Ziel der Aufgabe —
Was macht Hermann Rokitta laut dem Textauszug über seine Ideen für die Mülheimer Innenstadt aus einem ausrangierten ICE?

Gezeigter Textauszug —
Mülheim. .
Mülheim, die alte Stadt, muss zurück in die Pubertät. Mit dieser Forderung tritt Designer Hermann Rokitta an. Pubertieren bedeutet für ihn: „Ich breche über die Wirklichkeit meiner Eltern hinaus. Ich bin risikofreudig. Ich will was schaffen.“ Querdenken ist denn auch seine Lösung für die Innenstadt – aber immer gemeinsam mit den Mülheimern.
Die Ideen Hermann Rokittas sind wahrhaft abgefahren: Einen ausrangierten ICE macht er zur „Geilen Meile“ mit Cafés, Treffpunkten, Läden und Raum für Existenzgründer. Aus Balkons alter Plattenbauten setzt er ein Restaurant zusammen, das nur über eine Kletterwand erreichbar ist. Auf die grüne Wiese setzt er ein Fünf-Sterne-Restaurant in alten Lkw-Anhängern inmitten eines Irrgartens. Und den Kaufhof macht er drei Etagen kürzer und setzt oben drauf Cafés und Skaterrampen.
Wohlweislich hat Hermann Rokitta die Entwürfe, deren Grundideen von ihm stammen, die er aber mit anderen Kreativen und teils mit Jugendlichen ausarbeitete, „Utopie“ genannt. Doch hinter den utopischen Ideen stecken durchdachte Überlegungen, die sich tatsächlich auf die Vergangenheit beziehen. „In alten Städten hat sich ihre Größe nicht über die Höhe der Gebäude definiert, sondern über die Größe der Plätze“, sagt Rokitta und verweist auf afrikanische Dörfer. Dort zeigt sich im Kleinen: Hütten gruppierten sich um einen zentralen Platz. „Der Stadtkern ist das Herz des Ortes. Es ist ein Kommunikationsort“, folgert der Designer und schlägt die Brücke ins Hier und Jetzt: Ihre Funktion als Einkaufsmeilen haben Stadtmitten verloren, so muss eine neue her. Und die findet Rokitta im afrikanischen Basismodell: Die City soll Treffpunkt für Menschen sein. Man brauche eine „neue Interpretation von sozialer Begegnung und sozialer Leistung“.

Bereitgestellte Liste —
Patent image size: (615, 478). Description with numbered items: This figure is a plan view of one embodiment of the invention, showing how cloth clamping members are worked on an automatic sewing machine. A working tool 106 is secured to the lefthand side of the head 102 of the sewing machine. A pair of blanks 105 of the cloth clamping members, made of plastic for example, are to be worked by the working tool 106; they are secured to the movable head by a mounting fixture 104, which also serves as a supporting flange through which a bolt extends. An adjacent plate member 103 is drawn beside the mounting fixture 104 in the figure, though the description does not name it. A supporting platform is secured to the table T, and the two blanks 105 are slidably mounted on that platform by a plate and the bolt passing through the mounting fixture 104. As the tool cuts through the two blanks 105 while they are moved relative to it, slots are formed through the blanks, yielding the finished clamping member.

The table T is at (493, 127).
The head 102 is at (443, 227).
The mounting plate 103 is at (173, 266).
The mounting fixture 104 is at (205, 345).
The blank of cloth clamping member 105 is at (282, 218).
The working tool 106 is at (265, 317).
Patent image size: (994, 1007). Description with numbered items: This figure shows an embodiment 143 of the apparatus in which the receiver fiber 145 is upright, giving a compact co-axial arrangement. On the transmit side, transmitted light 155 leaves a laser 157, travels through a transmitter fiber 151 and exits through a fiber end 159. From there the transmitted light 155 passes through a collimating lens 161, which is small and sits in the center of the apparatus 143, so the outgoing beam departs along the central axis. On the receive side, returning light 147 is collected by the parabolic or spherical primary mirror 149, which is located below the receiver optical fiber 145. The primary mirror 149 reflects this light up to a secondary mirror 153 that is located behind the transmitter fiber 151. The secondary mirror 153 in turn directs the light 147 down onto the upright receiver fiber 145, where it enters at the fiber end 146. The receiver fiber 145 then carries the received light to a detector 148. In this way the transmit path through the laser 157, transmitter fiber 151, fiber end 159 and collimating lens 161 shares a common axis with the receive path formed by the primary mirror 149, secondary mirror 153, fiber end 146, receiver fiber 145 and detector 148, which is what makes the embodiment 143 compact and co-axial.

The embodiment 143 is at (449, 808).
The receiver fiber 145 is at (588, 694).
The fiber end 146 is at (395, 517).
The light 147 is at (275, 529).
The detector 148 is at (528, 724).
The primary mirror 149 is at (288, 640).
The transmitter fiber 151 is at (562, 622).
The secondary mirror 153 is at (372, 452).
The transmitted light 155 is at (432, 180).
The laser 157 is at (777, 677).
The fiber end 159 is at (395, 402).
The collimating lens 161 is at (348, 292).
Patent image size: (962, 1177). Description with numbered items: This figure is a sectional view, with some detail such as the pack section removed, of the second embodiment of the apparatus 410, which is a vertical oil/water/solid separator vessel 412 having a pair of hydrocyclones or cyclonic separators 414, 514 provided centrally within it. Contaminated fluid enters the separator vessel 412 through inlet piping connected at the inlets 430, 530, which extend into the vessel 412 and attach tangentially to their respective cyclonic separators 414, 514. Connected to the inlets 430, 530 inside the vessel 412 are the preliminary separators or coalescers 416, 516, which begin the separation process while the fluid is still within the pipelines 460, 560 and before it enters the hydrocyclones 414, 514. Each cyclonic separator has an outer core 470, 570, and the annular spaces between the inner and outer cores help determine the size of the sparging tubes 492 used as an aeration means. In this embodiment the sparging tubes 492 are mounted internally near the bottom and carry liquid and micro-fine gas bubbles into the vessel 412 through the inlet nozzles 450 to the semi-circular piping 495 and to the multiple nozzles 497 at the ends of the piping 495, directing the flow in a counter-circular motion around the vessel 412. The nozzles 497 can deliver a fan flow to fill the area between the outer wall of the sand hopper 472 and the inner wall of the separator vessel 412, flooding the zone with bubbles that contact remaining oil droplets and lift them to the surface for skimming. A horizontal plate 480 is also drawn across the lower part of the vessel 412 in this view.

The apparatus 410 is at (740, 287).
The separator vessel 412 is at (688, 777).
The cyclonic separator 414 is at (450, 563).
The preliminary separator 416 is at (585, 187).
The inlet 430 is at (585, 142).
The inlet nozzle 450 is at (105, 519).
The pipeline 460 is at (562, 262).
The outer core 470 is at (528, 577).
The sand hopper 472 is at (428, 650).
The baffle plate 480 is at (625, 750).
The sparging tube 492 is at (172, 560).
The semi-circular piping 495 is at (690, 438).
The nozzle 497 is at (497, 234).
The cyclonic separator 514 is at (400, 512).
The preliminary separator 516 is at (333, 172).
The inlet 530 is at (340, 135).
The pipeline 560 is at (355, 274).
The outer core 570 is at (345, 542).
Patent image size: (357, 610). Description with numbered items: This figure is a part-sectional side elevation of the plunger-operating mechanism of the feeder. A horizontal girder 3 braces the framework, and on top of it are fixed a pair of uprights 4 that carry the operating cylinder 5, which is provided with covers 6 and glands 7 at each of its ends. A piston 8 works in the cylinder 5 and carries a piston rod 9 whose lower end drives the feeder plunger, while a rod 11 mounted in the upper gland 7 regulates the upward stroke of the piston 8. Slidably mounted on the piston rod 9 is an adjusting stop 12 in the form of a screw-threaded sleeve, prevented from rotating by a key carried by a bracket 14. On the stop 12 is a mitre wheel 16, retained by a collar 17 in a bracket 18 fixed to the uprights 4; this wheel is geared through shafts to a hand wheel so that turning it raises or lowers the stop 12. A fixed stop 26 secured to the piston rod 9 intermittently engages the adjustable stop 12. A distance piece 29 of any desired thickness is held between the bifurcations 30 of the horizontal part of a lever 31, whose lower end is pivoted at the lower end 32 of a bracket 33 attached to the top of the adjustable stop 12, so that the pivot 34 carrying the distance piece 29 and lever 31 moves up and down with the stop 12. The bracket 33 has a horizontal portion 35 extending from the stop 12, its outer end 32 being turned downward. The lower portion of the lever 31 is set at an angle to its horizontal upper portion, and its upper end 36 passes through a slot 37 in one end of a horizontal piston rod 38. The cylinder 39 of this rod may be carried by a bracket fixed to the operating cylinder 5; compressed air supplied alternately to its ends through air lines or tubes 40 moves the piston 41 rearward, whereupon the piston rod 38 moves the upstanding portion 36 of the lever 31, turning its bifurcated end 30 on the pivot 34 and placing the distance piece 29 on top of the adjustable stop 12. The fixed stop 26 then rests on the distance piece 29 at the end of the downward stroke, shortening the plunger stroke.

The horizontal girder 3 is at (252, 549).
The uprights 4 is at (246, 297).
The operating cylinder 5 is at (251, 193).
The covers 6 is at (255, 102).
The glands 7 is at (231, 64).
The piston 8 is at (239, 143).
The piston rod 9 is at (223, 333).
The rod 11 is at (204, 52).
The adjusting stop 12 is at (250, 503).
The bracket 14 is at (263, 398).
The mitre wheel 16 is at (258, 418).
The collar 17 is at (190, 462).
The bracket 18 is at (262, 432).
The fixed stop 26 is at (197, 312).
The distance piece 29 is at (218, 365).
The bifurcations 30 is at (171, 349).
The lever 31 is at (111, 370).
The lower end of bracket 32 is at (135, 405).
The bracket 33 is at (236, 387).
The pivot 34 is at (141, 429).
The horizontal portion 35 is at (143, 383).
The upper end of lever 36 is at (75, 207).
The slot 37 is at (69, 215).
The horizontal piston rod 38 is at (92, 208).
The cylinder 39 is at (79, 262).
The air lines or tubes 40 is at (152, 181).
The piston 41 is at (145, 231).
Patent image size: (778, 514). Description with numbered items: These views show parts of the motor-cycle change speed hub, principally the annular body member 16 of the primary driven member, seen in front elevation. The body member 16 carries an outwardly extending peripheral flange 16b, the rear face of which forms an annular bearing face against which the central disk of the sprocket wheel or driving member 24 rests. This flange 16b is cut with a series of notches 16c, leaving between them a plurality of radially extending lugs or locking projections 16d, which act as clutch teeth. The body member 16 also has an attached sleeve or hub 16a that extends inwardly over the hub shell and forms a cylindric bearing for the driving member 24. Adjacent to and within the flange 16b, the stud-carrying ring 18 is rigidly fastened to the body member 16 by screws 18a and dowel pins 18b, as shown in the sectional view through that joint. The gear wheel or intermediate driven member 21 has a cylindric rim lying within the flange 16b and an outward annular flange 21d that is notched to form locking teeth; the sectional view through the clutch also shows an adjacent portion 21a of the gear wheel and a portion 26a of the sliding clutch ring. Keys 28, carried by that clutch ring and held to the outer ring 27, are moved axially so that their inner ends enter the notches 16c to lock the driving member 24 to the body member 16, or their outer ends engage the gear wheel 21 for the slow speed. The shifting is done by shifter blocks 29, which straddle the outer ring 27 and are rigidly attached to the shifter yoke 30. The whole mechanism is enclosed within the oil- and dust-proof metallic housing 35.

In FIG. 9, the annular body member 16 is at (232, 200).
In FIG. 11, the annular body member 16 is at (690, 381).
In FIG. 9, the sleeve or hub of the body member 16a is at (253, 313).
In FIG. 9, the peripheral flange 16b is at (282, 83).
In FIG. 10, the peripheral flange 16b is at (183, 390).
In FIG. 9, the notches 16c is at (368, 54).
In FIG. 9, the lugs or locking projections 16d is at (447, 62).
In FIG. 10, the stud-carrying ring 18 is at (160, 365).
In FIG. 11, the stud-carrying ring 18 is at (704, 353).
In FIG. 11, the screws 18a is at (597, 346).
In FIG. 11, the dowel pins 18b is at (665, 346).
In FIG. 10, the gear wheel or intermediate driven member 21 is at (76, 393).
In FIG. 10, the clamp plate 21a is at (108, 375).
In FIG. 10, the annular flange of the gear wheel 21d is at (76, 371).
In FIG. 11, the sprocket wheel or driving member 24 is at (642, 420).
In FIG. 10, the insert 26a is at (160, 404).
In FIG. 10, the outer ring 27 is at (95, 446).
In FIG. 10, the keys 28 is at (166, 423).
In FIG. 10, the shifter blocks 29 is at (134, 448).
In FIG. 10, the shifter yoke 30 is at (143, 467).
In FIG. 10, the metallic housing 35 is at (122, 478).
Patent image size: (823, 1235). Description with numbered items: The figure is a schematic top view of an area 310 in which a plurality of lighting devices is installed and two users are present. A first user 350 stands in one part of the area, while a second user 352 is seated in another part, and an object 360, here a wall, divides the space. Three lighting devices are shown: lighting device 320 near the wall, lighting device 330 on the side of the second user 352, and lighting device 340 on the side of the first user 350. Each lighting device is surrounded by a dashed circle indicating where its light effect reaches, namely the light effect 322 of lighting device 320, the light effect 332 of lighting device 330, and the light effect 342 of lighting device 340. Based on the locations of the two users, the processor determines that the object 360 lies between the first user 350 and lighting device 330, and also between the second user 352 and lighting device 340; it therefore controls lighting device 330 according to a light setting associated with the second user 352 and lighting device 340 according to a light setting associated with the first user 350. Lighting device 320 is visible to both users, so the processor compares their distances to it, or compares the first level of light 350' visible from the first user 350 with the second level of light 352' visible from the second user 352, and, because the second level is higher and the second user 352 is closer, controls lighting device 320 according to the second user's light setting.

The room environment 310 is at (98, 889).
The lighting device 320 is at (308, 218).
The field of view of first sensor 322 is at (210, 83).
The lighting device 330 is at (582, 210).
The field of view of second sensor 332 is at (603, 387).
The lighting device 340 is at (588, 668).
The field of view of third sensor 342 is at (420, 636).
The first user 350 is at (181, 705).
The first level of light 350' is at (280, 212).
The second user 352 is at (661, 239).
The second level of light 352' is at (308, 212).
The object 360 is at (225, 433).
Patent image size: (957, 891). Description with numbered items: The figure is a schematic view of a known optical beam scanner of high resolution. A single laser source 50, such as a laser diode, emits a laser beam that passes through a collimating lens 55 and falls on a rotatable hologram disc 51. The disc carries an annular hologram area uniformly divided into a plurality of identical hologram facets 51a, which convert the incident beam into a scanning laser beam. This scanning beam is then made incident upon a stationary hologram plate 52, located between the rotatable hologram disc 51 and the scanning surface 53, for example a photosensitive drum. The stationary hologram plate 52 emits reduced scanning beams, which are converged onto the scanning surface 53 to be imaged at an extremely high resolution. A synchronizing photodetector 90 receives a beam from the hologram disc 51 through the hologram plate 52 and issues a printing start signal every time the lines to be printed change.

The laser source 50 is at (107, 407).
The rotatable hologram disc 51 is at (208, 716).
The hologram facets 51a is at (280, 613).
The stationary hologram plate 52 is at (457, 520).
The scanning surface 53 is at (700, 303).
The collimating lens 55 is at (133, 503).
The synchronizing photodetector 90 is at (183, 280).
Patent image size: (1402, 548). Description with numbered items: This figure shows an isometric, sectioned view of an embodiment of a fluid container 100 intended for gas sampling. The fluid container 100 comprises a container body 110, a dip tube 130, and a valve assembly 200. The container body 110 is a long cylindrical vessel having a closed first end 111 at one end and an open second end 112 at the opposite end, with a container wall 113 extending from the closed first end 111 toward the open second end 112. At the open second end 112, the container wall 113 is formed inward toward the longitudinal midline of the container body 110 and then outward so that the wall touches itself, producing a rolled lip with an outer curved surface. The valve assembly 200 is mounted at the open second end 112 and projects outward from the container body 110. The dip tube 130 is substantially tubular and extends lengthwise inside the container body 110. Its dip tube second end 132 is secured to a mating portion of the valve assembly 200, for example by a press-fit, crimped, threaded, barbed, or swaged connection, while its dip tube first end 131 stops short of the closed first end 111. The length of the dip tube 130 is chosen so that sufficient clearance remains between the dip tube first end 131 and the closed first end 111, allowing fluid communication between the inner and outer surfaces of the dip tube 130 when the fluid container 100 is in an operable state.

Antwort zur Übung —
Er macht ihn zur „Geilen Meile“ mit Cafés, Treffpunkten, Läden und Raum für Existenzgründer.